Goal - Search the entries for the word "grid" and pull out each line that has it.
◆ ◆ ◆ ◆
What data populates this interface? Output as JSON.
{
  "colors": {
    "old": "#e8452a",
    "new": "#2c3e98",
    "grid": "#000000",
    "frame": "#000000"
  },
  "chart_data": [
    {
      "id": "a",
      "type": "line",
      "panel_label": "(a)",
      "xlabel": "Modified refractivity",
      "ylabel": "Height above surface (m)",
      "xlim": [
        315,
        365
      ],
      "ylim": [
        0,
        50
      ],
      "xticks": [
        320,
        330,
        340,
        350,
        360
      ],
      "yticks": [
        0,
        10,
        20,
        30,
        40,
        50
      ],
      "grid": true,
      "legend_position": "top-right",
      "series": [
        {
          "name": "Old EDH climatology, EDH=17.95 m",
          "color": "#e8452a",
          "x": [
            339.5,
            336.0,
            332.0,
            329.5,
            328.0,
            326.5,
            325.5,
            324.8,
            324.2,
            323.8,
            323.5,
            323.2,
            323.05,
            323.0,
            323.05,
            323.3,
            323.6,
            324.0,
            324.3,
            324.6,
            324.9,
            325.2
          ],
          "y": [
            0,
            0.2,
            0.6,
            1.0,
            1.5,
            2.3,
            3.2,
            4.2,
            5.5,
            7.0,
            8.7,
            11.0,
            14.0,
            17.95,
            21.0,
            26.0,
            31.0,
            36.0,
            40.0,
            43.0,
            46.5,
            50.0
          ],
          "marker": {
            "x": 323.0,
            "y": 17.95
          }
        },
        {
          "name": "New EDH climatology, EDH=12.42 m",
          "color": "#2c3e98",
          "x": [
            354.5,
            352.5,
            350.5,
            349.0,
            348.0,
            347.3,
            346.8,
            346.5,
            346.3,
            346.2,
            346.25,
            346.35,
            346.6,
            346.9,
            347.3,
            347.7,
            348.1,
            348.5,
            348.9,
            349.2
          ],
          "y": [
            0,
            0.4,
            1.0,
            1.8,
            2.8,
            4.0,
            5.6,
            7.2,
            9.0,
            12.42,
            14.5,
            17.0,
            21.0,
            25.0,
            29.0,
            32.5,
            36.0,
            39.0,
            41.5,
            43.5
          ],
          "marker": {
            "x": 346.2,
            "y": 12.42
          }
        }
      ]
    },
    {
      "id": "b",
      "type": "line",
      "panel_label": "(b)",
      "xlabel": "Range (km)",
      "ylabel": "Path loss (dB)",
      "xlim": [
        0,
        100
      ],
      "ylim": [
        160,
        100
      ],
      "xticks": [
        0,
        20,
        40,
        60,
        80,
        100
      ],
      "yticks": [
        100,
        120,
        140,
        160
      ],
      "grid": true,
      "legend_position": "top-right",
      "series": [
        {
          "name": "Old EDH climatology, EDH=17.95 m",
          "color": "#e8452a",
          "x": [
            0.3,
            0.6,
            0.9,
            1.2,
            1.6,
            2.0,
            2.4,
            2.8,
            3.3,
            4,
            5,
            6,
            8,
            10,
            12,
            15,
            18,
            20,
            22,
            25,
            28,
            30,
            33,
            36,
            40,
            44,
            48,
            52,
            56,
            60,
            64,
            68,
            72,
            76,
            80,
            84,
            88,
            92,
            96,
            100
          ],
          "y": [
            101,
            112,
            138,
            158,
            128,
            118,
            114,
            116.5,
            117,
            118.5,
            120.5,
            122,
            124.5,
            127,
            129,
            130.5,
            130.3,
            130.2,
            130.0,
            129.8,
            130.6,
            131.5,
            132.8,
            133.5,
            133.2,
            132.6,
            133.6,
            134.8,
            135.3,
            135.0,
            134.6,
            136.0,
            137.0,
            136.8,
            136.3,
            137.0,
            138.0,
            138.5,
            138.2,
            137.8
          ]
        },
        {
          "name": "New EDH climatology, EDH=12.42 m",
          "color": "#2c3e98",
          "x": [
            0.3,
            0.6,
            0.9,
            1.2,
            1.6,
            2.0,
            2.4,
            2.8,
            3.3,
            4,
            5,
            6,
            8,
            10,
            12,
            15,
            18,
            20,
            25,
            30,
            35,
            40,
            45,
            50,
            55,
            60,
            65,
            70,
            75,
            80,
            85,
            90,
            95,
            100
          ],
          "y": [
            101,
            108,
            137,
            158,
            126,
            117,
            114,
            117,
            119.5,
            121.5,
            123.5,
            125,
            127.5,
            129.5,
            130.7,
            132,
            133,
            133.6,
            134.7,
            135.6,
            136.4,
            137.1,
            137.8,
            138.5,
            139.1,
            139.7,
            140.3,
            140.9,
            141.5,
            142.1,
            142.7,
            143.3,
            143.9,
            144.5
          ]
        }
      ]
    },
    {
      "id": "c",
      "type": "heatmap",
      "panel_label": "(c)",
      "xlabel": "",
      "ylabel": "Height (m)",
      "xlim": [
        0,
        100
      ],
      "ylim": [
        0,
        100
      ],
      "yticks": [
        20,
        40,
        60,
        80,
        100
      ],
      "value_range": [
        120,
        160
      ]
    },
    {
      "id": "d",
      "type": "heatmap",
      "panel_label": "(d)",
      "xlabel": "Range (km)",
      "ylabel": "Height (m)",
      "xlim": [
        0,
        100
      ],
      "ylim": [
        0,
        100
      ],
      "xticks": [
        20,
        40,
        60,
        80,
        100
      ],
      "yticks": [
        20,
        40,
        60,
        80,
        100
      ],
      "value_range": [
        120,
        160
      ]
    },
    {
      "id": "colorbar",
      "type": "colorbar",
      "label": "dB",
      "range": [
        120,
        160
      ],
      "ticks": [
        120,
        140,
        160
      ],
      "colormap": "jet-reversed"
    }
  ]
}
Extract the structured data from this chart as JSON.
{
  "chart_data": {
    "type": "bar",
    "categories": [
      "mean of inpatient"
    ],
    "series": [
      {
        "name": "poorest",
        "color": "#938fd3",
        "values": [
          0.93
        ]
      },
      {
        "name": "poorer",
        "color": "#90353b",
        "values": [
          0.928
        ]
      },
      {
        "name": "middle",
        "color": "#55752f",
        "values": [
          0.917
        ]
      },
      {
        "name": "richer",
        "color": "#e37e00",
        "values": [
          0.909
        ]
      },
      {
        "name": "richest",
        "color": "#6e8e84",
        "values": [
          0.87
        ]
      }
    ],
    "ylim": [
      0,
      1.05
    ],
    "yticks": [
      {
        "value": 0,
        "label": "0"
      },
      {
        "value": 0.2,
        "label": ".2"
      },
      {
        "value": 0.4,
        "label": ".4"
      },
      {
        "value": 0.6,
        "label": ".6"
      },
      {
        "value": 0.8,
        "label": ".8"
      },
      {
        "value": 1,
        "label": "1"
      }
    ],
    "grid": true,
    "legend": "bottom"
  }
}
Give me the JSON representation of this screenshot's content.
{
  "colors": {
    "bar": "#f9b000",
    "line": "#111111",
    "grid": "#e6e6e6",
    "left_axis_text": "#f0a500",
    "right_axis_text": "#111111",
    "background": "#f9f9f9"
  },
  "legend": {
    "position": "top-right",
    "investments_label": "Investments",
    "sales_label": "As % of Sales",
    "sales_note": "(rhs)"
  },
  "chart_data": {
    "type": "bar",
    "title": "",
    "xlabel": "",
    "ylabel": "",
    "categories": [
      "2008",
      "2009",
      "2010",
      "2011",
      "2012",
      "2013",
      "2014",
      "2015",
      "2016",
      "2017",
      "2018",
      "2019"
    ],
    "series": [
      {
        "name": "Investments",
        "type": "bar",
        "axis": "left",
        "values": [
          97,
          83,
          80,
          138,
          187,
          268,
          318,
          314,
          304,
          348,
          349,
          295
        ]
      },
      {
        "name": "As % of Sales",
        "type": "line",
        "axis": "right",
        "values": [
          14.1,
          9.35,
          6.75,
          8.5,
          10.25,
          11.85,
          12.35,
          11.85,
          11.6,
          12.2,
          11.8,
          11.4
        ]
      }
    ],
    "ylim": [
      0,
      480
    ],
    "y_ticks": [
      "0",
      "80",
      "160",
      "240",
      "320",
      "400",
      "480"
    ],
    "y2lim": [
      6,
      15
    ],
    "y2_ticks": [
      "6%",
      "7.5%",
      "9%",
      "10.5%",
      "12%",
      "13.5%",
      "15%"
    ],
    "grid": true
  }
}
◆ ◆ ◆ ◆
Result of the exercise -
    "grid": "#000000",
      "grid": true,
      "grid": true,
    "grid": true,
    "grid": "#e6e6e6",
    "grid": true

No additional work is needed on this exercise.